**Your task**
Copy out each line that has "своих" in it.
== Records to process
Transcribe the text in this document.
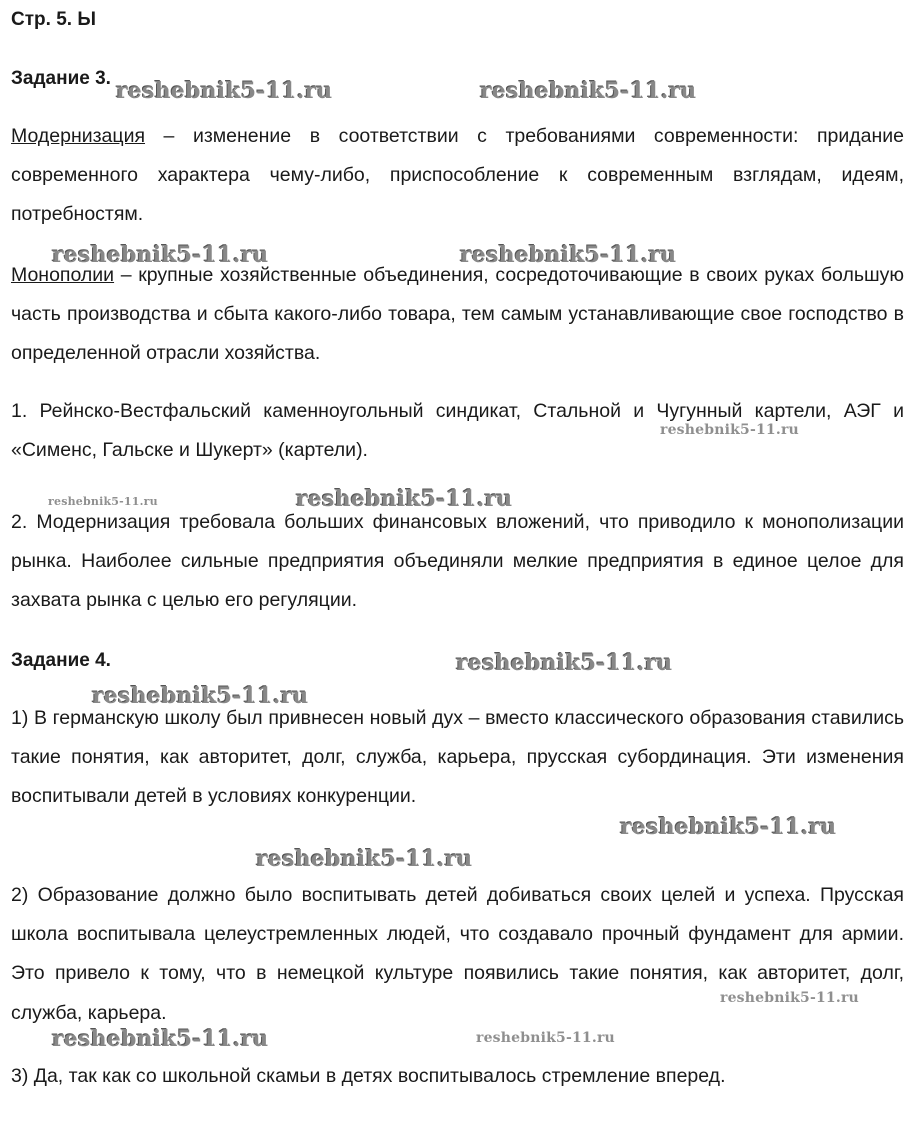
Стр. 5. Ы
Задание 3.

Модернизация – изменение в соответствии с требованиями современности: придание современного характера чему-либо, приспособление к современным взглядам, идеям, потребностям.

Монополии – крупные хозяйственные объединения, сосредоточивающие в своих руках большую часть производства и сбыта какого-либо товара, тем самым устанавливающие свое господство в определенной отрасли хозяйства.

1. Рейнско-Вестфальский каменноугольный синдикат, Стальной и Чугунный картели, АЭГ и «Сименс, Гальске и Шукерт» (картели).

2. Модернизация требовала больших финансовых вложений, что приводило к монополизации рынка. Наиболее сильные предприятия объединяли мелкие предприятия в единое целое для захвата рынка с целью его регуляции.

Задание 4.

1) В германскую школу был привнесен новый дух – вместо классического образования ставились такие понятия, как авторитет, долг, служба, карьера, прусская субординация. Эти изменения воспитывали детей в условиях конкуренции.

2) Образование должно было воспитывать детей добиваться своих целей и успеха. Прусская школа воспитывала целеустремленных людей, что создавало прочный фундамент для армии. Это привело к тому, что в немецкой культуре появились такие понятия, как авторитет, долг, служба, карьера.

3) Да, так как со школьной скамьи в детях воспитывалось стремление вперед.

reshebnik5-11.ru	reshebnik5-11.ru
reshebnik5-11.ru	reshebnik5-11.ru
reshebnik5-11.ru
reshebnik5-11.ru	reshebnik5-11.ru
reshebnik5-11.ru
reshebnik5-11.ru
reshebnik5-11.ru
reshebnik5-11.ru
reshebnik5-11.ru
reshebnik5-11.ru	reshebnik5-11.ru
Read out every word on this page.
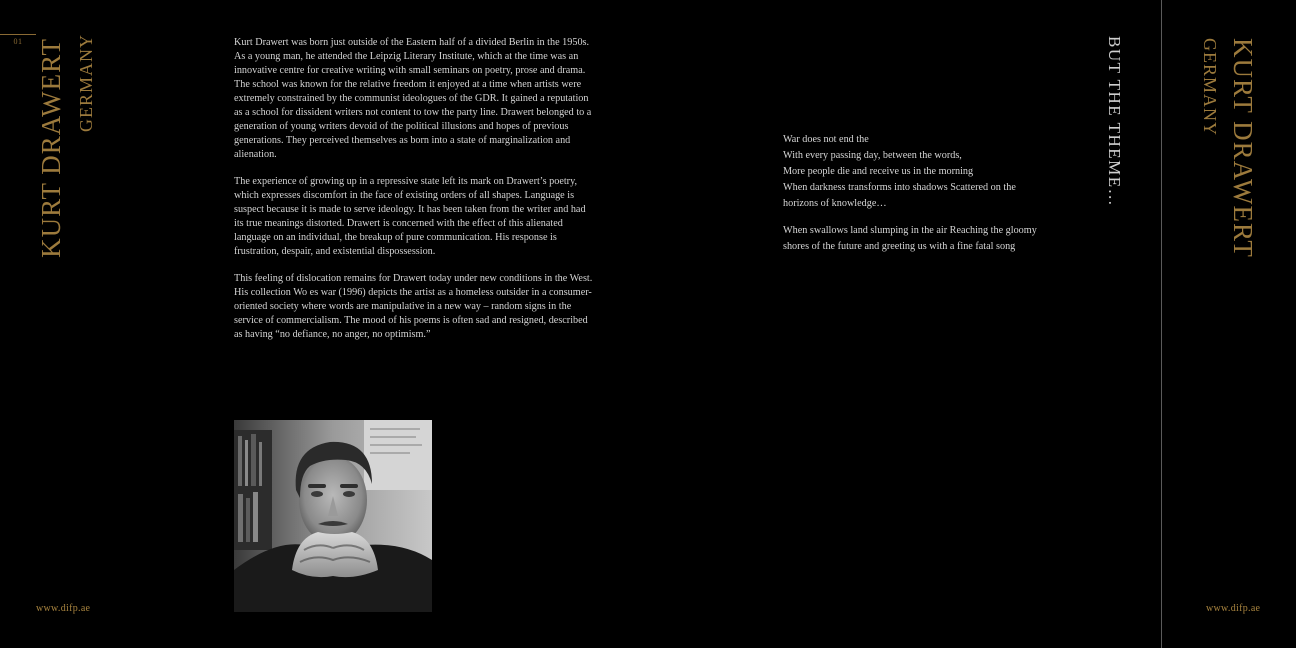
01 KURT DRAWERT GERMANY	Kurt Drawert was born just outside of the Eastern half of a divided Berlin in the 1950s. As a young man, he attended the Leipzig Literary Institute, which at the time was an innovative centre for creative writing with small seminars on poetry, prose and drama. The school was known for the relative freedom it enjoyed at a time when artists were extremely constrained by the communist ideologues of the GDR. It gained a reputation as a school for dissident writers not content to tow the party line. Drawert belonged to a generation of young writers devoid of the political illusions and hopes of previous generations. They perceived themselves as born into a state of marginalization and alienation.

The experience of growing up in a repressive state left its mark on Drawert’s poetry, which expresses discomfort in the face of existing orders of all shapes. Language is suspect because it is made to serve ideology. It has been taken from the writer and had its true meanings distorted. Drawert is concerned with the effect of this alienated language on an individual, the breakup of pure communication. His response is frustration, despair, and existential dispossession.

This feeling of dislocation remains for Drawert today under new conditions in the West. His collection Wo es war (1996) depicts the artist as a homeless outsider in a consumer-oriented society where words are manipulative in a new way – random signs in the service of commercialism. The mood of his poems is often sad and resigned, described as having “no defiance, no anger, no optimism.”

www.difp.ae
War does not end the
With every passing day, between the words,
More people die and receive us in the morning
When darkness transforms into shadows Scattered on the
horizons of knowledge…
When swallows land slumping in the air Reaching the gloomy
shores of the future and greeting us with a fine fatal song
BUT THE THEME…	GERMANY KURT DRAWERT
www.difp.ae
====
**Final result**
Монополии – крупные хозяйственные объединения, сосредоточивающие в своих руках большую часть производства и сбыта какого-либо товара, тем самым устанавливающие свое господство в определенной отрасли хозяйства.
2) Образование должно было воспитывать детей добиваться своих целей и успеха. Прусская школа воспитывала целеустремленных людей, что создавало прочный фундамент для армии. Это привело к тому, что в немецкой культуре появились такие понятия, как авторитет, долг, служба, карьера.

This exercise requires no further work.